Assigned task A: In the immunodeficiency text, which two groups of people are more likely to have secondary immune deficiencies?
Assigned task B: Please say whether each statement agrees with the immunodeficiency text, answering yes or no and quoting the deciding words: (i) Primary immunodeficiency disorders come from genetic mutations. (ii) Scientists have identified every genetic pathway these mutations follow. (iii) Phagocytic defects can cause slow wound healing.

BEGIN Document extract

However, more rapid diagnosis and treatment can reduce this figure. Experts urge individuals with frequent, serious, long lasting, or unusual infections to speak with a doctor. It is also important to find out if any relatives have had problems with infections and share this information with the doctor.

Primary immunodeficiency disorders result from genetic mutations. Scientists have not identified all the genetic pathways that these mutations follow. This is true for common variable immune deficiency, for example.

Secondary immunodeficiency disorders develop in response to environmental factors. They have a wide range of causes and a broad range of risk factors, including:

  • using injected drugs
  • having sex without using a condom or another barrier method
  • having limited access to good nutrition
  • having poor physical health
  • taking certain medications

Age can also be a risk factor. Premature infants and older adults are more likely to have secondary immune deficiencies.

Some of the causes can include:

  • viral infections such as HIV, the Epstein-Barr virus, or the cytomegalovirus
  • surgery to remove the spleen
  • stem cell transplants
  • autoimmune conditions
  • malnutrition or poor nutrition
  • severe burns
  • chemotherapy
  • steroid use
  • treatment with immunosuppressant drugs
  • anti-epileptic medications
  • cancer
  • diabetes

Immunodeficiency disorders can also be risk factors for other health issues. A person with an immunodeficiency disorder may be more likely to develop autoimmune conditions or certain cancers, for example.

The variations in immunodeficiency disorders mean that the symptoms can vary significantly. The most basic symptom is a tendency for recurring infections. These infections may be serious, be difficult to treat, and last longer than expected.

Below are some other general issues that can indicate an immunodeficiency disorder:

  • weight loss
  • slow growth (in children)
  • swollen glands
  • anemia
  • a low platelet count
  • swollen joints
  • frequent abscesses
  • conjunctivitis
  • rashes
  • food allergies
  • gum problems
  • unusual or opportunistic infections

The symptoms of an immunodeficiency disorder have direct links to the affected part of the immune system. When the disorder affects the B cells, for example, a person may get recurring bacterial infections. On the other hand, when the disorder affects both the B and T cells, a person may get infections from fungi, bacteria, or viruses.

Specific immunodeficiency disorders have certain associations. For example:

  • Antibody deficiencies have links to frequent infections from bacteria.
  • Phagocytic defects can lead to slow wound healing and clusters of immune cells called granulomas.
  • Some forms of complement deficiencies can result in liver infections. Individuals with other forms may be prone to autoimmune conditions.
  • Immune dysregulation may increase the risk of developing an autoimmune condition or cancer.

People with primary immunodeficiency disorders need to be extra careful to avoid getting an infection. Experts urge these individuals to:

  • Be vigilant about hygiene in all respects, especially hand-washing.

END Document extract
BEGIN Input data

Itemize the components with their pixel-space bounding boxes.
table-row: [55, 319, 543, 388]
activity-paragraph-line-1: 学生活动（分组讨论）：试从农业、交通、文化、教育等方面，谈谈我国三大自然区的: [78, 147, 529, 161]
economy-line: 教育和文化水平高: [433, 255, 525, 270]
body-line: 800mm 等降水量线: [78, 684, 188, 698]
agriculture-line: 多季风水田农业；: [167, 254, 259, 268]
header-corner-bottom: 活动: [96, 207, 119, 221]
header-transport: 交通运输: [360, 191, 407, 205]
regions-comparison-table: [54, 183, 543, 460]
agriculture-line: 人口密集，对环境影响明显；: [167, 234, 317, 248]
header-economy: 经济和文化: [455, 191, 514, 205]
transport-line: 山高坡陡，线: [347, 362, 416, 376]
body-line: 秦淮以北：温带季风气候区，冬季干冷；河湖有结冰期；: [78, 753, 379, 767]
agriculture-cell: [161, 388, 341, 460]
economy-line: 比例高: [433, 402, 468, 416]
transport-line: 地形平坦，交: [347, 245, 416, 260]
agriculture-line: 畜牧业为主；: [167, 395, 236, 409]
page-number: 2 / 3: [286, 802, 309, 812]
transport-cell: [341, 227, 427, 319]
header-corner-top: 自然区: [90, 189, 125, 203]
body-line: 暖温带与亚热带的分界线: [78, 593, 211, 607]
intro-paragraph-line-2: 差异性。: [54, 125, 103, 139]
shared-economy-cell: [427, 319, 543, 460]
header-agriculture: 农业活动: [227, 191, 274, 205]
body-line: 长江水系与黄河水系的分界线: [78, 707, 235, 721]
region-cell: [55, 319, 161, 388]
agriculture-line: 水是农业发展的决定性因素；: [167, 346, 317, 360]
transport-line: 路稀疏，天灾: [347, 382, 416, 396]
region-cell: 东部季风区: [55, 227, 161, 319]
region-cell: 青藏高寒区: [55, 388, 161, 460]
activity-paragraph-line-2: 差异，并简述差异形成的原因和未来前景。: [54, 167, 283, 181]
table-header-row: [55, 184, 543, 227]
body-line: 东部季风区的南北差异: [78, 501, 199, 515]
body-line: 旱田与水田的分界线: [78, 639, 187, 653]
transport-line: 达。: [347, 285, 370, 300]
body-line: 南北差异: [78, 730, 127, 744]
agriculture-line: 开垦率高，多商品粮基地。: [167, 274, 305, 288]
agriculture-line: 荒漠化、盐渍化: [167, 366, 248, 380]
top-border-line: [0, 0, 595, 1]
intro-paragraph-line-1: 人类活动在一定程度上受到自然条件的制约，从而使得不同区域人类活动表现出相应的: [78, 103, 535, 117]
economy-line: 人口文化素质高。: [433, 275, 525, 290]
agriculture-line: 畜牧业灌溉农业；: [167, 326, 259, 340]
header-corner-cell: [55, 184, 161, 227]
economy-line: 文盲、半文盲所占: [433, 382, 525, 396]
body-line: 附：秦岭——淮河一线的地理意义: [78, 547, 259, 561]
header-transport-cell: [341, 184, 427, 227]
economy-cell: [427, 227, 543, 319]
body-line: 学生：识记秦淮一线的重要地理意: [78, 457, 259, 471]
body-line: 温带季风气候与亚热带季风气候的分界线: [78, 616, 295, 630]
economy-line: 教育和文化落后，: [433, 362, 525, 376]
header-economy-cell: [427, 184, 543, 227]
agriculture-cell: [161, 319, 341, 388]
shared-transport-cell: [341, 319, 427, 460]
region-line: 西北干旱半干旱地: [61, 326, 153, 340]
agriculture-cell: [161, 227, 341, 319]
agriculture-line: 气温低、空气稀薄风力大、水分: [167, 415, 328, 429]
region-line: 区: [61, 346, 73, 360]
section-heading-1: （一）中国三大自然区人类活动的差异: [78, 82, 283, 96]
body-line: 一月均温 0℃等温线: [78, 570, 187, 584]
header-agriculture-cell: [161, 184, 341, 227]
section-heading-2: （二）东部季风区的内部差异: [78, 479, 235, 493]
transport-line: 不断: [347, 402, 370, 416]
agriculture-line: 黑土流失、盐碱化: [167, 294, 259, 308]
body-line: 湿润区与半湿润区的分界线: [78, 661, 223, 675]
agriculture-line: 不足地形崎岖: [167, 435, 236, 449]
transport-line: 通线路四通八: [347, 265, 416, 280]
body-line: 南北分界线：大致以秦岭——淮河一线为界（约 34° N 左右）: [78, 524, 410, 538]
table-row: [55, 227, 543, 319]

END Input data

Response area A: Premature infants and older adults.

Response area B:
(i) Yes: "Primary immunodeficiency disorders result from genetic mutations."
(ii) No: "Scientists have not identified all the genetic pathways that these mutations follow."
(iii) Yes: "Phagocytic defects can lead to slow wound healing and clusters of immune cells called granulomas."